▶ _WORK TO DO_
In the following material, identify every line holding the string "Brisbane" and return it.

[Stored items from a collection]

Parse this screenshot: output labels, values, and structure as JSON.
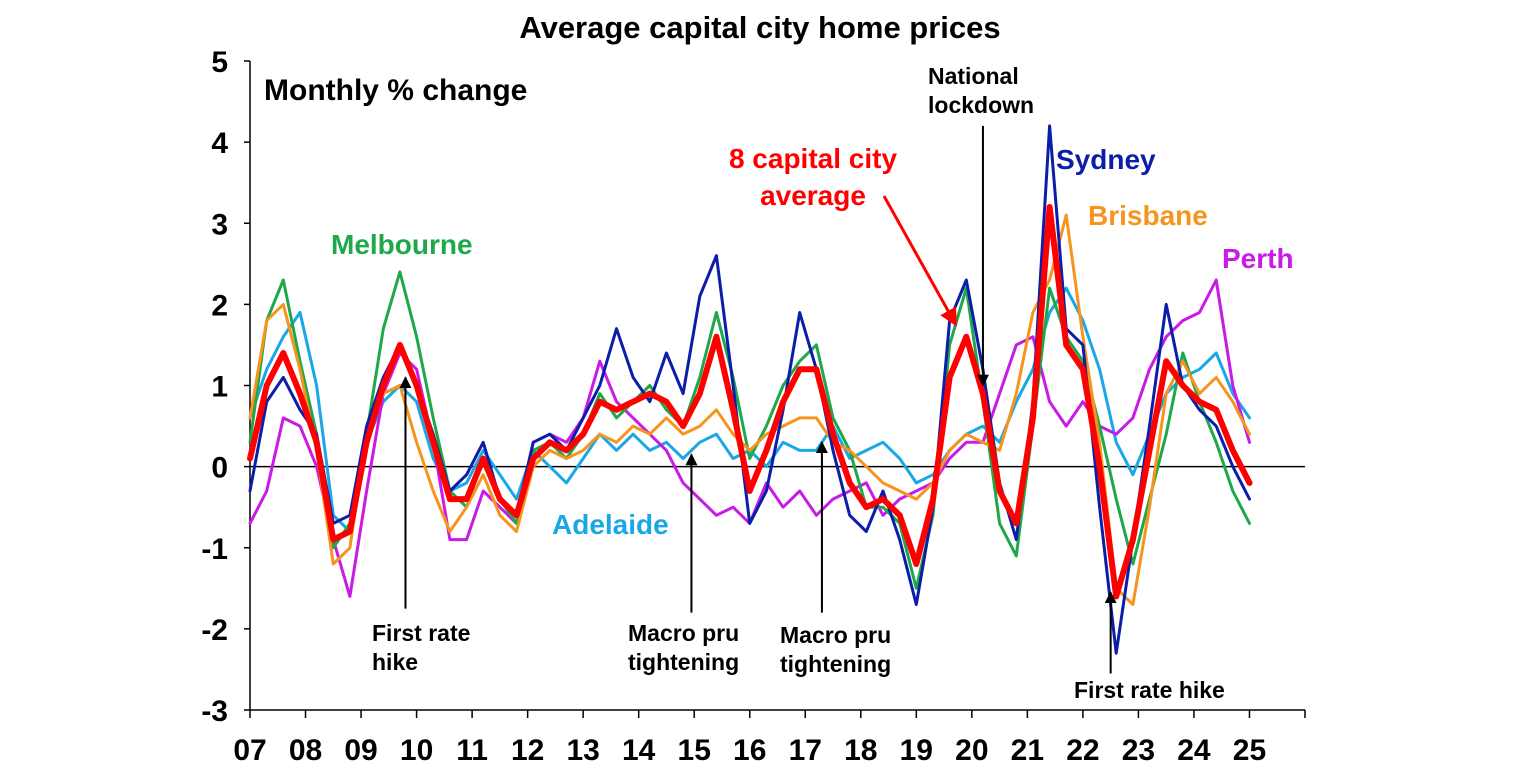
{
  "chart_data": {
    "type": "line",
    "title": "Average capital city home prices",
    "subtitle": "Monthly % change",
    "xlabel": "",
    "ylabel": "",
    "ylim": [
      -3,
      5
    ],
    "xlim": [
      2007,
      2026
    ],
    "yticks": [
      "5",
      "4",
      "3",
      "2",
      "1",
      "0",
      "-1",
      "-2",
      "-3"
    ],
    "ytick_values": [
      5,
      4,
      3,
      2,
      1,
      0,
      -1,
      -2,
      -3
    ],
    "xticks": [
      "07",
      "08",
      "09",
      "10",
      "11",
      "12",
      "13",
      "14",
      "15",
      "16",
      "17",
      "18",
      "19",
      "20",
      "21",
      "22",
      "23",
      "24",
      "25"
    ],
    "xtick_values": [
      2007,
      2008,
      2009,
      2010,
      2011,
      2012,
      2013,
      2014,
      2015,
      2016,
      2017,
      2018,
      2019,
      2020,
      2021,
      2022,
      2023,
      2024,
      2025
    ],
    "grid": false,
    "series": [
      {
        "name": "Adelaide",
        "color": "#1aa7e6",
        "width": 3,
        "x": [
          2007.0,
          2007.3,
          2007.6,
          2007.9,
          2008.2,
          2008.5,
          2008.8,
          2009.1,
          2009.4,
          2009.7,
          2010.0,
          2010.3,
          2010.6,
          2010.9,
          2011.2,
          2011.5,
          2011.8,
          2012.1,
          2012.4,
          2012.7,
          2013.0,
          2013.3,
          2013.6,
          2013.9,
          2014.2,
          2014.5,
          2014.8,
          2015.1,
          2015.4,
          2015.7,
          2016.0,
          2016.3,
          2016.6,
          2016.9,
          2017.2,
          2017.5,
          2017.8,
          2018.1,
          2018.4,
          2018.7,
          2019.0,
          2019.3,
          2019.6,
          2019.9,
          2020.2,
          2020.5,
          2020.8,
          2021.1,
          2021.4,
          2021.7,
          2022.0,
          2022.3,
          2022.6,
          2022.9,
          2023.2,
          2023.5,
          2023.8,
          2024.1,
          2024.4,
          2024.7,
          2025.0
        ],
        "y": [
          0.6,
          1.2,
          1.6,
          1.9,
          1.0,
          -0.6,
          -0.8,
          0.3,
          0.8,
          1.0,
          0.8,
          0.1,
          -0.3,
          -0.2,
          0.2,
          -0.1,
          -0.4,
          0.2,
          0.0,
          -0.2,
          0.1,
          0.4,
          0.2,
          0.4,
          0.2,
          0.3,
          0.1,
          0.3,
          0.4,
          0.1,
          0.2,
          0.0,
          0.3,
          0.2,
          0.2,
          0.5,
          0.1,
          0.2,
          0.3,
          0.1,
          -0.2,
          -0.1,
          0.2,
          0.4,
          0.5,
          0.3,
          0.8,
          1.2,
          1.9,
          2.2,
          1.8,
          1.2,
          0.3,
          -0.1,
          0.4,
          0.9,
          1.1,
          1.2,
          1.4,
          0.9,
          0.6
        ]
      },
      {
        "name": "Perth",
        "color": "#c91ae6",
        "width": 3,
        "x": [
          2007.0,
          2007.3,
          2007.6,
          2007.9,
          2008.2,
          2008.5,
          2008.8,
          2009.1,
          2009.4,
          2009.7,
          2010.0,
          2010.3,
          2010.6,
          2010.9,
          2011.2,
          2011.5,
          2011.8,
          2012.1,
          2012.4,
          2012.7,
          2013.0,
          2013.3,
          2013.6,
          2013.9,
          2014.2,
          2014.5,
          2014.8,
          2015.1,
          2015.4,
          2015.7,
          2016.0,
          2016.3,
          2016.6,
          2016.9,
          2017.2,
          2017.5,
          2017.8,
          2018.1,
          2018.4,
          2018.7,
          2019.0,
          2019.3,
          2019.6,
          2019.9,
          2020.2,
          2020.5,
          2020.8,
          2021.1,
          2021.4,
          2021.7,
          2022.0,
          2022.3,
          2022.6,
          2022.9,
          2023.2,
          2023.5,
          2023.8,
          2024.1,
          2024.4,
          2024.7,
          2025.0
        ],
        "y": [
          -0.7,
          -0.3,
          0.6,
          0.5,
          0.0,
          -0.9,
          -1.6,
          -0.3,
          0.9,
          1.4,
          1.2,
          0.3,
          -0.9,
          -0.9,
          -0.3,
          -0.5,
          -0.7,
          0.3,
          0.4,
          0.3,
          0.6,
          1.3,
          0.8,
          0.6,
          0.4,
          0.2,
          -0.2,
          -0.4,
          -0.6,
          -0.5,
          -0.7,
          -0.2,
          -0.5,
          -0.3,
          -0.6,
          -0.4,
          -0.3,
          -0.2,
          -0.6,
          -0.4,
          -0.3,
          -0.2,
          0.1,
          0.3,
          0.3,
          0.9,
          1.5,
          1.6,
          0.8,
          0.5,
          0.8,
          0.5,
          0.4,
          0.6,
          1.2,
          1.6,
          1.8,
          1.9,
          2.3,
          1.0,
          0.3
        ]
      },
      {
        "name": "Melbourne",
        "color": "#1fa84a",
        "width": 3,
        "x": [
          2007.0,
          2007.3,
          2007.6,
          2007.9,
          2008.2,
          2008.5,
          2008.8,
          2009.1,
          2009.4,
          2009.7,
          2010.0,
          2010.3,
          2010.6,
          2010.9,
          2011.2,
          2011.5,
          2011.8,
          2012.1,
          2012.4,
          2012.7,
          2013.0,
          2013.3,
          2013.6,
          2013.9,
          2014.2,
          2014.5,
          2014.8,
          2015.1,
          2015.4,
          2015.7,
          2016.0,
          2016.3,
          2016.6,
          2016.9,
          2017.2,
          2017.5,
          2017.8,
          2018.1,
          2018.4,
          2018.7,
          2019.0,
          2019.3,
          2019.6,
          2019.9,
          2020.2,
          2020.5,
          2020.8,
          2021.1,
          2021.4,
          2021.7,
          2022.0,
          2022.3,
          2022.6,
          2022.9,
          2023.2,
          2023.5,
          2023.8,
          2024.1,
          2024.4,
          2024.7,
          2025.0
        ],
        "y": [
          0.3,
          1.8,
          2.3,
          1.3,
          0.4,
          -1.0,
          -0.7,
          0.4,
          1.7,
          2.4,
          1.6,
          0.6,
          -0.3,
          -0.5,
          0.1,
          -0.4,
          -0.7,
          0.2,
          0.3,
          0.1,
          0.4,
          0.9,
          0.6,
          0.8,
          1.0,
          0.7,
          0.5,
          1.1,
          1.9,
          1.1,
          0.1,
          0.5,
          1.0,
          1.3,
          1.5,
          0.6,
          0.2,
          -0.5,
          -0.5,
          -0.7,
          -1.5,
          -0.6,
          1.5,
          2.2,
          0.8,
          -0.7,
          -1.1,
          0.5,
          2.2,
          1.6,
          1.3,
          0.5,
          -0.4,
          -1.2,
          -0.4,
          0.4,
          1.4,
          0.8,
          0.3,
          -0.3,
          -0.7
        ]
      },
      {
        "name": "Brisbane",
        "color": "#f7941d",
        "width": 3,
        "x": [
          2007.0,
          2007.3,
          2007.6,
          2007.9,
          2008.2,
          2008.5,
          2008.8,
          2009.1,
          2009.4,
          2009.7,
          2010.0,
          2010.3,
          2010.6,
          2010.9,
          2011.2,
          2011.5,
          2011.8,
          2012.1,
          2012.4,
          2012.7,
          2013.0,
          2013.3,
          2013.6,
          2013.9,
          2014.2,
          2014.5,
          2014.8,
          2015.1,
          2015.4,
          2015.7,
          2016.0,
          2016.3,
          2016.6,
          2016.9,
          2017.2,
          2017.5,
          2017.8,
          2018.1,
          2018.4,
          2018.7,
          2019.0,
          2019.3,
          2019.6,
          2019.9,
          2020.2,
          2020.5,
          2020.8,
          2021.1,
          2021.4,
          2021.7,
          2022.0,
          2022.3,
          2022.6,
          2022.9,
          2023.2,
          2023.5,
          2023.8,
          2024.1,
          2024.4,
          2024.7,
          2025.0
        ],
        "y": [
          0.6,
          1.8,
          2.0,
          1.2,
          0.2,
          -1.2,
          -1.0,
          0.4,
          0.9,
          1.0,
          0.3,
          -0.3,
          -0.8,
          -0.5,
          -0.1,
          -0.6,
          -0.8,
          0.0,
          0.2,
          0.1,
          0.2,
          0.4,
          0.3,
          0.5,
          0.4,
          0.6,
          0.4,
          0.5,
          0.7,
          0.4,
          0.2,
          0.4,
          0.5,
          0.6,
          0.6,
          0.3,
          0.2,
          0.0,
          -0.2,
          -0.3,
          -0.4,
          -0.2,
          0.2,
          0.4,
          0.3,
          0.2,
          0.9,
          1.9,
          2.3,
          3.1,
          1.6,
          0.3,
          -1.5,
          -1.7,
          -0.5,
          0.9,
          1.3,
          0.9,
          1.1,
          0.8,
          0.4
        ]
      },
      {
        "name": "Sydney",
        "color": "#0b1ea8",
        "width": 3,
        "x": [
          2007.0,
          2007.3,
          2007.6,
          2007.9,
          2008.2,
          2008.5,
          2008.8,
          2009.1,
          2009.4,
          2009.7,
          2010.0,
          2010.3,
          2010.6,
          2010.9,
          2011.2,
          2011.5,
          2011.8,
          2012.1,
          2012.4,
          2012.7,
          2013.0,
          2013.3,
          2013.6,
          2013.9,
          2014.2,
          2014.5,
          2014.8,
          2015.1,
          2015.4,
          2015.7,
          2016.0,
          2016.3,
          2016.6,
          2016.9,
          2017.2,
          2017.5,
          2017.8,
          2018.1,
          2018.4,
          2018.7,
          2019.0,
          2019.3,
          2019.6,
          2019.9,
          2020.2,
          2020.5,
          2020.8,
          2021.1,
          2021.4,
          2021.7,
          2022.0,
          2022.3,
          2022.6,
          2022.9,
          2023.2,
          2023.5,
          2023.8,
          2024.1,
          2024.4,
          2024.7,
          2025.0
        ],
        "y": [
          -0.3,
          0.8,
          1.1,
          0.7,
          0.4,
          -0.7,
          -0.6,
          0.5,
          1.1,
          1.5,
          1.0,
          0.4,
          -0.3,
          -0.1,
          0.3,
          -0.4,
          -0.6,
          0.3,
          0.4,
          0.2,
          0.6,
          1.0,
          1.7,
          1.1,
          0.8,
          1.4,
          0.9,
          2.1,
          2.6,
          1.0,
          -0.7,
          -0.3,
          0.7,
          1.9,
          1.2,
          0.2,
          -0.6,
          -0.8,
          -0.3,
          -0.9,
          -1.7,
          -0.5,
          1.8,
          2.3,
          1.2,
          -0.2,
          -0.9,
          0.8,
          4.2,
          1.7,
          1.5,
          -0.5,
          -2.3,
          -0.9,
          0.5,
          2.0,
          1.0,
          0.7,
          0.5,
          0.0,
          -0.4
        ]
      },
      {
        "name": "8 capital city average",
        "color": "#ff0000",
        "width": 6,
        "x": [
          2007.0,
          2007.3,
          2007.6,
          2007.9,
          2008.2,
          2008.5,
          2008.8,
          2009.1,
          2009.4,
          2009.7,
          2010.0,
          2010.3,
          2010.6,
          2010.9,
          2011.2,
          2011.5,
          2011.8,
          2012.1,
          2012.4,
          2012.7,
          2013.0,
          2013.3,
          2013.6,
          2013.9,
          2014.2,
          2014.5,
          2014.8,
          2015.1,
          2015.4,
          2015.7,
          2016.0,
          2016.3,
          2016.6,
          2016.9,
          2017.2,
          2017.5,
          2017.8,
          2018.1,
          2018.4,
          2018.7,
          2019.0,
          2019.3,
          2019.6,
          2019.9,
          2020.2,
          2020.5,
          2020.8,
          2021.1,
          2021.4,
          2021.7,
          2022.0,
          2022.3,
          2022.6,
          2022.9,
          2023.2,
          2023.5,
          2023.8,
          2024.1,
          2024.4,
          2024.7,
          2025.0
        ],
        "y": [
          0.1,
          1.0,
          1.4,
          0.9,
          0.3,
          -0.9,
          -0.8,
          0.3,
          1.0,
          1.5,
          1.0,
          0.3,
          -0.4,
          -0.4,
          0.1,
          -0.4,
          -0.6,
          0.1,
          0.3,
          0.2,
          0.4,
          0.8,
          0.7,
          0.8,
          0.9,
          0.8,
          0.5,
          0.9,
          1.6,
          0.7,
          -0.3,
          0.2,
          0.8,
          1.2,
          1.2,
          0.4,
          -0.2,
          -0.5,
          -0.4,
          -0.6,
          -1.2,
          -0.4,
          1.1,
          1.6,
          0.9,
          -0.3,
          -0.7,
          0.6,
          3.2,
          1.5,
          1.2,
          0.0,
          -1.6,
          -0.9,
          0.2,
          1.3,
          1.0,
          0.8,
          0.7,
          0.2,
          -0.2
        ]
      }
    ],
    "series_labels": [
      {
        "text": "Melbourne",
        "series": "Melbourne"
      },
      {
        "text": "Sydney",
        "series": "Sydney"
      },
      {
        "text": "Brisbane",
        "series": "Brisbane"
      },
      {
        "text": "Perth",
        "series": "Perth"
      },
      {
        "text": "Adelaide",
        "series": "Adelaide"
      },
      {
        "text_lines": [
          "8 capital city",
          "average"
        ],
        "series": "8 capital city average"
      }
    ],
    "annotations": [
      {
        "text_lines": [
          "First rate",
          "hike"
        ],
        "arrow_x": 2009.8,
        "arrow_y_from": -1.75,
        "arrow_y_to": 1.1
      },
      {
        "text_lines": [
          "Macro pru",
          "tightening"
        ],
        "arrow_x": 2014.95,
        "arrow_y_from": -1.8,
        "arrow_y_to": 0.15
      },
      {
        "text_lines": [
          "Macro pru",
          "tightening"
        ],
        "arrow_x": 2017.3,
        "arrow_y_from": -1.8,
        "arrow_y_to": 0.3
      },
      {
        "text_lines": [
          "National",
          "lockdown"
        ],
        "arrow_x": 2020.2,
        "arrow_y_from": 4.2,
        "arrow_y_to": 1.0
      },
      {
        "text_lines": [
          "First rate hike"
        ],
        "arrow_x": 2022.5,
        "arrow_y_from": -2.55,
        "arrow_y_to": -1.55
      }
    ]
  }
}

▶ _COMPLETE OUTPUT_
        "name": "Brisbane",
        "text": "Brisbane",
        "series": "Brisbane"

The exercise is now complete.